## WHAT TO DO
Without including any images, reproduce each entry exactly.

## MATERIAL FOR THIS TASK
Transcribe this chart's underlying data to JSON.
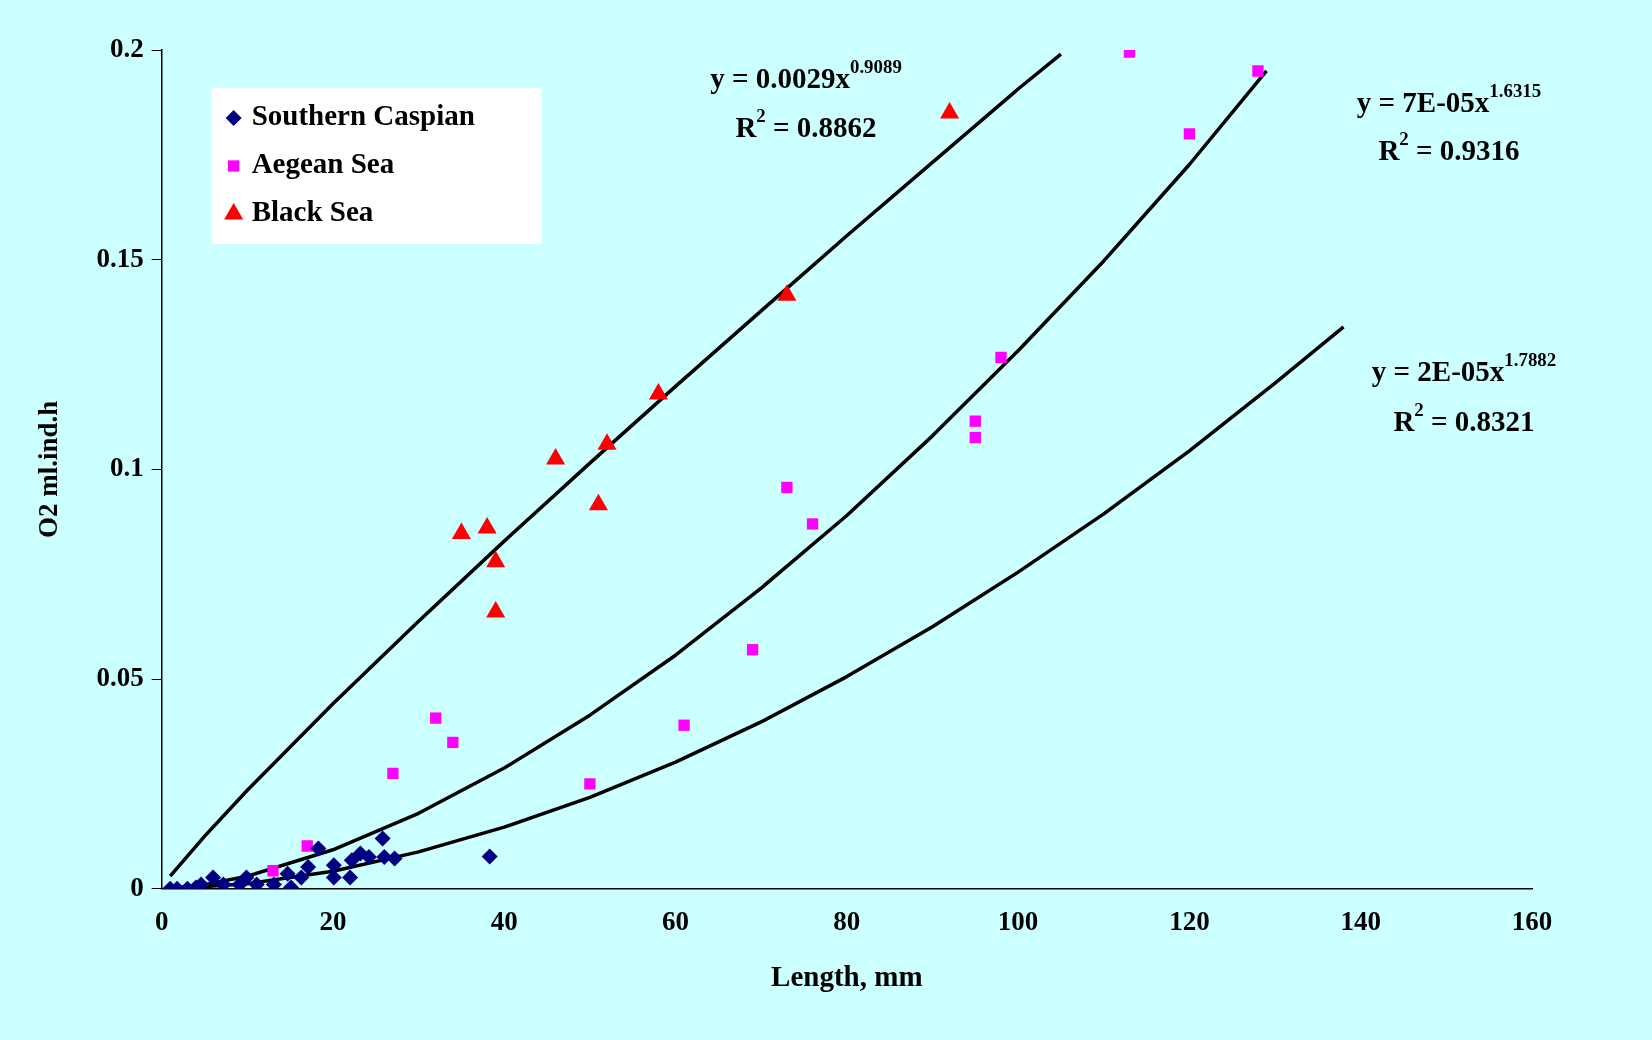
{
  "chart_data": {
    "type": "scatter",
    "xlabel": "Length, mm",
    "ylabel": "O2 ml.ind.h",
    "xlim": [
      0,
      160
    ],
    "xticks": [
      0,
      20,
      40,
      60,
      80,
      100,
      120,
      140,
      160
    ],
    "ylim": [
      0,
      0.2
    ],
    "yticks": [
      0,
      0.05,
      0.1,
      0.15,
      0.2
    ],
    "grid": false,
    "legend": "top left",
    "series": [
      {
        "name": "Southern Caspian",
        "color": "#000080",
        "marker": "diamond",
        "x": [
          1,
          1.8,
          3,
          4,
          4.6,
          6,
          7.2,
          9.1,
          9.9,
          11.1,
          13.1,
          14.7,
          15.1,
          16.3,
          17.1,
          18.3,
          20.1,
          20.1,
          22,
          22.2,
          23.2,
          24.2,
          25.8,
          26,
          27.2,
          38.3
        ],
        "values": [
          0,
          0,
          0,
          0.0003,
          0.001,
          0.0027,
          0.001,
          0.001,
          0.0027,
          0.001,
          0.001,
          0.0036,
          0.0003,
          0.0027,
          0.0052,
          0.0096,
          0.0056,
          0.0027,
          0.0027,
          0.0068,
          0.0084,
          0.0076,
          0.012,
          0.0076,
          0.0072,
          0.0077
        ]
      },
      {
        "name": "Aegean Sea",
        "color": "#ff00ff",
        "marker": "square",
        "x": [
          113,
          128,
          120,
          98,
          95,
          95,
          73,
          76,
          69,
          61,
          50,
          32,
          34,
          27,
          17,
          13
        ],
        "values": [
          0.1995,
          0.195,
          0.18,
          0.1267,
          0.1115,
          0.1076,
          0.0957,
          0.087,
          0.057,
          0.039,
          0.025,
          0.0407,
          0.0349,
          0.0275,
          0.0102,
          0.0043
        ]
      },
      {
        "name": "Black Sea",
        "color": "#ff0000",
        "marker": "triangle",
        "x": [
          92,
          73,
          58,
          46,
          52,
          51,
          35,
          38,
          39,
          39
        ],
        "values": [
          0.185,
          0.1415,
          0.118,
          0.1025,
          0.106,
          0.0916,
          0.0847,
          0.086,
          0.078,
          0.066
        ]
      },
      {
        "type": "line",
        "color": "#000000",
        "marker": "none",
        "x": [
          1,
          5,
          10,
          20,
          30,
          40,
          50,
          60,
          70,
          80,
          90,
          100,
          105
        ],
        "values": [
          0.003,
          0.0125,
          0.0235,
          0.0441,
          0.0638,
          0.0829,
          0.1015,
          0.1198,
          0.1378,
          0.1557,
          0.1732,
          0.1907,
          0.199
        ]
      },
      {
        "type": "line",
        "color": "#000000",
        "marker": "none",
        "x": [
          1,
          5,
          10,
          20,
          30,
          40,
          50,
          60,
          70,
          80,
          90,
          100,
          110,
          120,
          129
        ],
        "values": [
          0.0001,
          0.001,
          0.003,
          0.0093,
          0.018,
          0.0288,
          0.0414,
          0.0557,
          0.0717,
          0.089,
          0.108,
          0.1283,
          0.1497,
          0.1727,
          0.195
        ]
      },
      {
        "type": "line",
        "color": "#000000",
        "marker": "none",
        "x": [
          1,
          10,
          20,
          30,
          40,
          50,
          60,
          70,
          80,
          90,
          100,
          110,
          120,
          130,
          138
        ],
        "values": [
          0,
          0.0012,
          0.0042,
          0.0088,
          0.0147,
          0.0218,
          0.0302,
          0.0398,
          0.0506,
          0.0625,
          0.0755,
          0.0894,
          0.1044,
          0.1206,
          0.134
        ]
      }
    ],
    "annotations": [
      "y = 0.0029x$^{0.9089}$",
      "R$^{2}$ = 0.8862",
      "y = 7E-05x$^{1.6315}$",
      "R$^{2}$ = 0.9316",
      "y = 2E-05x$^{1.7882}$",
      "R$^{2}$ = 0.8321"
    ]
  }
}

## FINISHED ANSWER
Transcribe this chart's underlying data to JSON.
{
  "chart_data": {
    "type": "scatter",
    "xlabel": "Length, mm",
    "ylabel": "O2 ml.ind.h",
    "xlim": [
      0,
      160
    ],
    "xticks": [
      0,
      20,
      40,
      60,
      80,
      100,
      120,
      140,
      160
    ],
    "ylim": [
      0,
      0.2
    ],
    "yticks": [
      0,
      0.05,
      0.1,
      0.15,
      0.2
    ],
    "grid": false,
    "legend": "top left",
    "series": [
      {
        "name": "Southern Caspian",
        "color": "#000080",
        "marker": "diamond",
        "x": [
          1,
          1.8,
          3,
          4,
          4.6,
          6,
          7.2,
          9.1,
          9.9,
          11.1,
          13.1,
          14.7,
          15.1,
          16.3,
          17.1,
          18.3,
          20.1,
          20.1,
          22,
          22.2,
          23.2,
          24.2,
          25.8,
          26,
          27.2,
          38.3
        ],
        "values": [
          0,
          0,
          0,
          0.0003,
          0.001,
          0.0027,
          0.001,
          0.001,
          0.0027,
          0.001,
          0.001,
          0.0036,
          0.0003,
          0.0027,
          0.0052,
          0.0096,
          0.0056,
          0.0027,
          0.0027,
          0.0068,
          0.0084,
          0.0076,
          0.012,
          0.0076,
          0.0072,
          0.0077
        ]
      },
      {
        "name": "Aegean Sea",
        "color": "#ff00ff",
        "marker": "square",
        "x": [
          113,
          128,
          120,
          98,
          95,
          95,
          73,
          76,
          69,
          61,
          50,
          32,
          34,
          27,
          17,
          13
        ],
        "values": [
          0.1995,
          0.195,
          0.18,
          0.1267,
          0.1115,
          0.1076,
          0.0957,
          0.087,
          0.057,
          0.039,
          0.025,
          0.0407,
          0.0349,
          0.0275,
          0.0102,
          0.0043
        ]
      },
      {
        "name": "Black Sea",
        "color": "#ff0000",
        "marker": "triangle",
        "x": [
          92,
          73,
          58,
          46,
          52,
          51,
          35,
          38,
          39,
          39
        ],
        "values": [
          0.185,
          0.1415,
          0.118,
          0.1025,
          0.106,
          0.0916,
          0.0847,
          0.086,
          0.078,
          0.066
        ]
      },
      {
        "type": "line",
        "color": "#000000",
        "marker": "none",
        "x": [
          1,
          5,
          10,
          20,
          30,
          40,
          50,
          60,
          70,
          80,
          90,
          100,
          105
        ],
        "values": [
          0.003,
          0.0125,
          0.0235,
          0.0441,
          0.0638,
          0.0829,
          0.1015,
          0.1198,
          0.1378,
          0.1557,
          0.1732,
          0.1907,
          0.199
        ]
      },
      {
        "type": "line",
        "color": "#000000",
        "marker": "none",
        "x": [
          1,
          5,
          10,
          20,
          30,
          40,
          50,
          60,
          70,
          80,
          90,
          100,
          110,
          120,
          129
        ],
        "values": [
          0.0001,
          0.001,
          0.003,
          0.0093,
          0.018,
          0.0288,
          0.0414,
          0.0557,
          0.0717,
          0.089,
          0.108,
          0.1283,
          0.1497,
          0.1727,
          0.195
        ]
      },
      {
        "type": "line",
        "color": "#000000",
        "marker": "none",
        "x": [
          1,
          10,
          20,
          30,
          40,
          50,
          60,
          70,
          80,
          90,
          100,
          110,
          120,
          130,
          138
        ],
        "values": [
          0,
          0.0012,
          0.0042,
          0.0088,
          0.0147,
          0.0218,
          0.0302,
          0.0398,
          0.0506,
          0.0625,
          0.0755,
          0.0894,
          0.1044,
          0.1206,
          0.134
        ]
      }
    ],
    "annotations": [
      "y = 0.0029x$^{0.9089}$",
      "R$^{2}$ = 0.8862",
      "y = 7E-05x$^{1.6315}$",
      "R$^{2}$ = 0.9316",
      "y = 2E-05x$^{1.7882}$",
      "R$^{2}$ = 0.8321"
    ]
  }
}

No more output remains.